[Data records]

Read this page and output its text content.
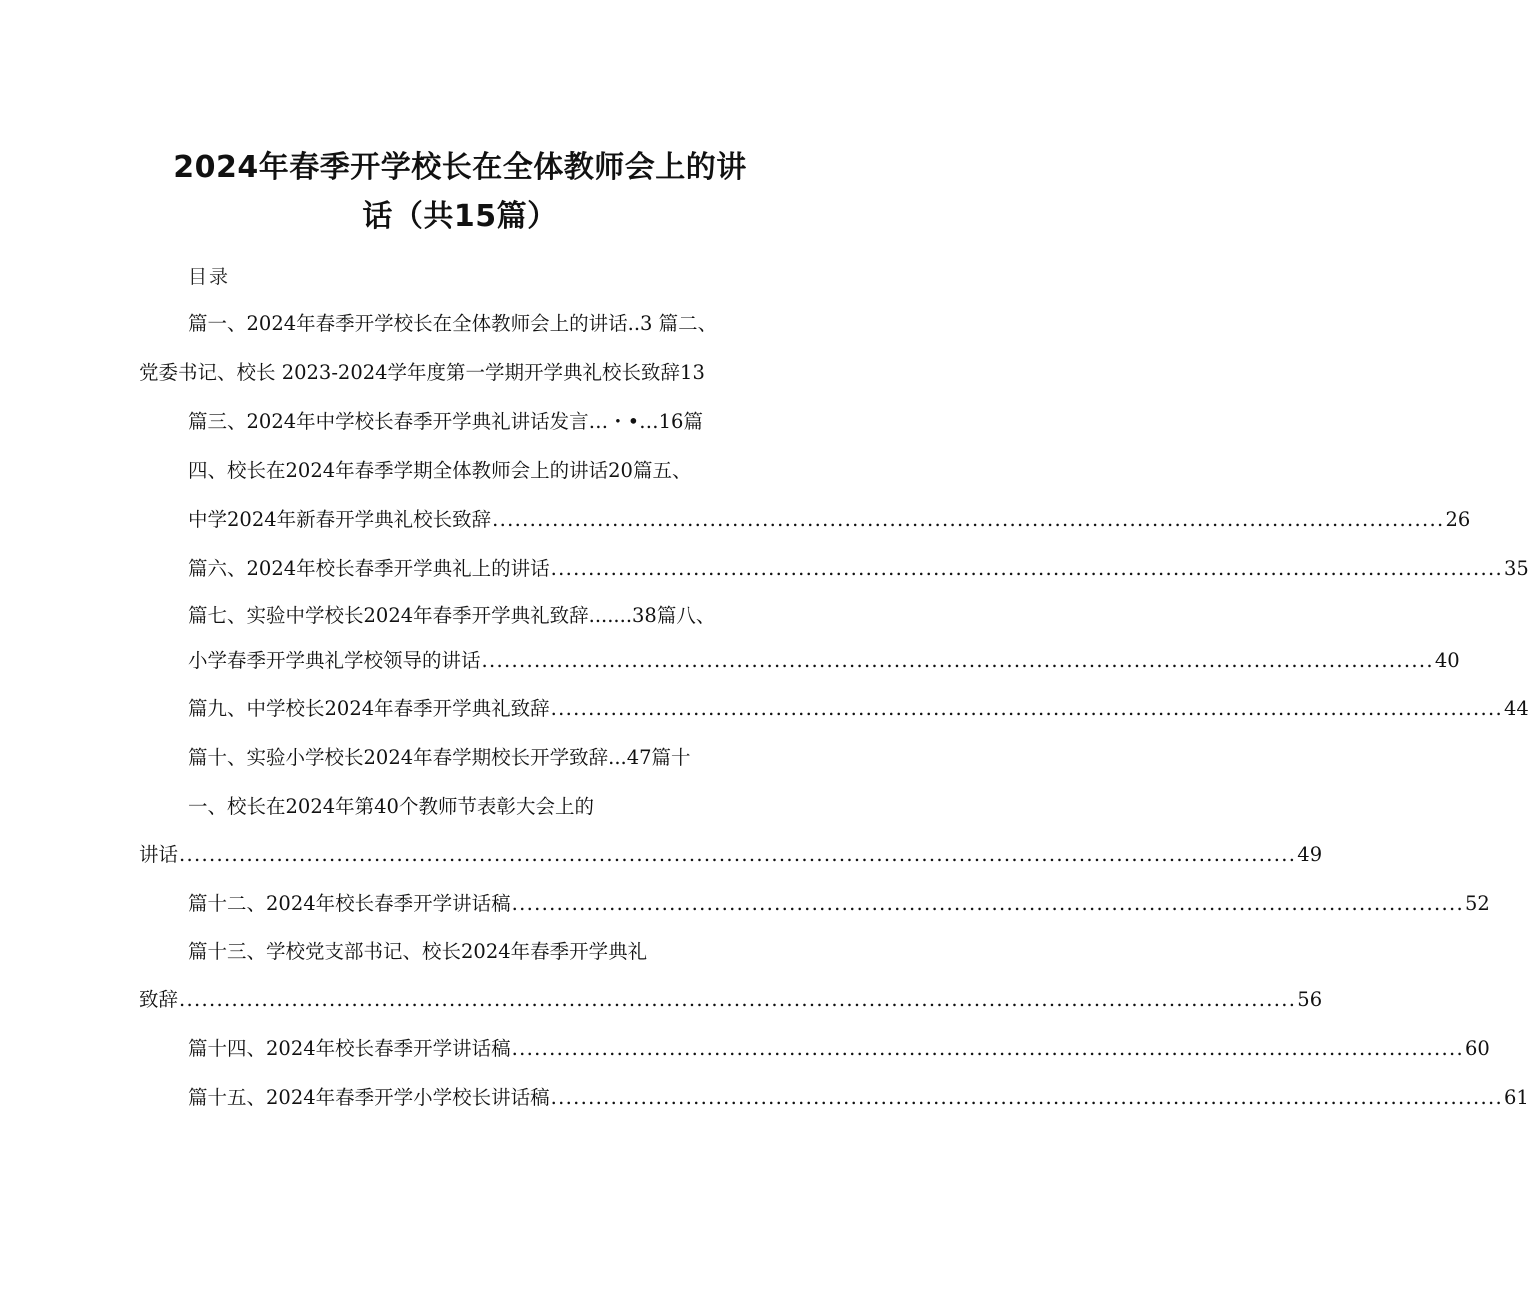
2024年春季开学校长在全体教师会上的讲
话（共15篇）
目录
篇一、2024年春季开学校长在全体教师会上的讲话..3 篇二、
党委书记、校长 2023-2024学年度第一学期开学典礼校长致辞13
篇三、2024年中学校长春季开学典礼讲话发言…・•…16篇
四、校长在2024年春季学期全体教师会上的讲话20篇五、
中学2024年新春开学典礼校长致辞 ............................................................................................................................... 26
篇六、2024年校长春季开学典礼上的讲话 ............................................................................................................................... 35
篇七、实验中学校长2024年春季开学典礼致辞.......38篇八、
小学春季开学典礼学校领导的讲话 ............................................................................................................................... 40
篇九、中学校长2024年春季开学典礼致辞 ............................................................................................................................... 44
篇十、实验小学校长2024年春学期校长开学致辞...47篇十
一、校长在2024年第40个教师节表彰大会上的
讲话 ..................................................................................................................................................... 49
篇十二、2024年校长春季开学讲话稿 ............................................................................................................................... 52
篇十三、学校党支部书记、校长2024年春季开学典礼
致辞 ..................................................................................................................................................... 56
篇十四、2024年校长春季开学讲话稿 ............................................................................................................................... 60
篇十五、2024年春季开学小学校长讲话稿 ............................................................................................................................... 61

Stated task. Repeat each entry exactly as given; no pictures belong in the copy.

Written solution.
Read this page and output its text content.
2024年春季开学校长在全体教师会上的讲
话（共15篇）
目录
篇一、2024年春季开学校长在全体教师会上的讲话..3 篇二、
党委书记、校长 2023-2024学年度第一学期开学典礼校长致辞13
篇三、2024年中学校长春季开学典礼讲话发言…・•…16篇
四、校长在2024年春季学期全体教师会上的讲话20篇五、
中学2024年新春开学典礼校长致辞 ............................................................................................................................... 26
篇六、2024年校长春季开学典礼上的讲话 ............................................................................................................................... 35
篇七、实验中学校长2024年春季开学典礼致辞.......38篇八、
小学春季开学典礼学校领导的讲话 ............................................................................................................................... 40
篇九、中学校长2024年春季开学典礼致辞 ............................................................................................................................... 44
篇十、实验小学校长2024年春学期校长开学致辞...47篇十
一、校长在2024年第40个教师节表彰大会上的
讲话 ..................................................................................................................................................... 49
篇十二、2024年校长春季开学讲话稿 ............................................................................................................................... 52
篇十三、学校党支部书记、校长2024年春季开学典礼
致辞 ..................................................................................................................................................... 56
篇十四、2024年校长春季开学讲话稿 ............................................................................................................................... 60
篇十五、2024年春季开学小学校长讲话稿 ............................................................................................................................... 61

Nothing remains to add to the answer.